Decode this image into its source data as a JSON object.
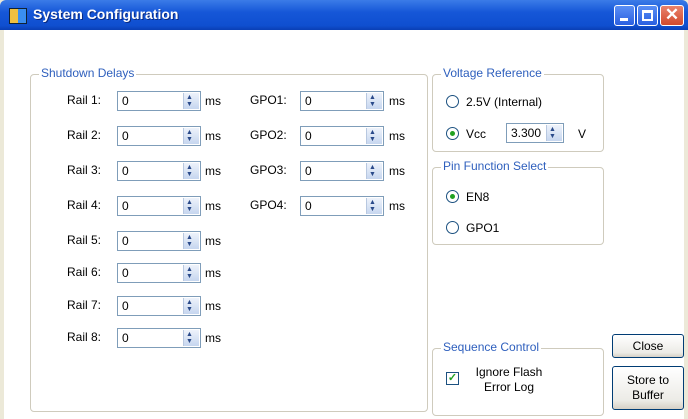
{
  "window": {
    "title": "System Configuration"
  },
  "shutdown": {
    "title": "Shutdown Delays",
    "unit": "ms",
    "rails": [
      {
        "label": "Rail 1:",
        "value": "0"
      },
      {
        "label": "Rail 2:",
        "value": "0"
      },
      {
        "label": "Rail 3:",
        "value": "0"
      },
      {
        "label": "Rail 4:",
        "value": "0"
      },
      {
        "label": "Rail 5:",
        "value": "0"
      },
      {
        "label": "Rail 6:",
        "value": "0"
      },
      {
        "label": "Rail 7:",
        "value": "0"
      },
      {
        "label": "Rail 8:",
        "value": "0"
      }
    ],
    "gpos": [
      {
        "label": "GPO1:",
        "value": "0"
      },
      {
        "label": "GPO2:",
        "value": "0"
      },
      {
        "label": "GPO3:",
        "value": "0"
      },
      {
        "label": "GPO4:",
        "value": "0"
      }
    ]
  },
  "voltage": {
    "title": "Voltage Reference",
    "option_internal": "2.5V (Internal)",
    "option_vcc": "Vcc",
    "selected": "vcc",
    "vcc_value": "3.300",
    "vcc_unit": "V"
  },
  "pin": {
    "title": "Pin Function Select",
    "option_en8": "EN8",
    "option_gpo1": "GPO1",
    "selected": "en8"
  },
  "sequence": {
    "title": "Sequence Control",
    "ignore_label_line1": "Ignore Flash",
    "ignore_label_line2": "Error Log",
    "ignore_checked": true
  },
  "buttons": {
    "close": "Close",
    "store_line1": "Store to",
    "store_line2": "Buffer"
  },
  "colors": {
    "title_bar": "#0f4fd0",
    "group_label": "#2e5fbd",
    "client": "#ffffff"
  }
}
──────────
Output every entry verbatim. Pictures do not belong in the copy.

Decode this image into its source data as a JSON object.
{
  "window": {
    "title": "System Configuration"
  },
  "shutdown": {
    "title": "Shutdown Delays",
    "unit": "ms",
    "rails": [
      {
        "label": "Rail 1:",
        "value": "0"
      },
      {
        "label": "Rail 2:",
        "value": "0"
      },
      {
        "label": "Rail 3:",
        "value": "0"
      },
      {
        "label": "Rail 4:",
        "value": "0"
      },
      {
        "label": "Rail 5:",
        "value": "0"
      },
      {
        "label": "Rail 6:",
        "value": "0"
      },
      {
        "label": "Rail 7:",
        "value": "0"
      },
      {
        "label": "Rail 8:",
        "value": "0"
      }
    ],
    "gpos": [
      {
        "label": "GPO1:",
        "value": "0"
      },
      {
        "label": "GPO2:",
        "value": "0"
      },
      {
        "label": "GPO3:",
        "value": "0"
      },
      {
        "label": "GPO4:",
        "value": "0"
      }
    ]
  },
  "voltage": {
    "title": "Voltage Reference",
    "option_internal": "2.5V (Internal)",
    "option_vcc": "Vcc",
    "selected": "vcc",
    "vcc_value": "3.300",
    "vcc_unit": "V"
  },
  "pin": {
    "title": "Pin Function Select",
    "option_en8": "EN8",
    "option_gpo1": "GPO1",
    "selected": "en8"
  },
  "sequence": {
    "title": "Sequence Control",
    "ignore_label_line1": "Ignore Flash",
    "ignore_label_line2": "Error Log",
    "ignore_checked": true
  },
  "buttons": {
    "close": "Close",
    "store_line1": "Store to",
    "store_line2": "Buffer"
  },
  "colors": {
    "title_bar": "#0f4fd0",
    "group_label": "#2e5fbd",
    "client": "#ffffff"
  }
}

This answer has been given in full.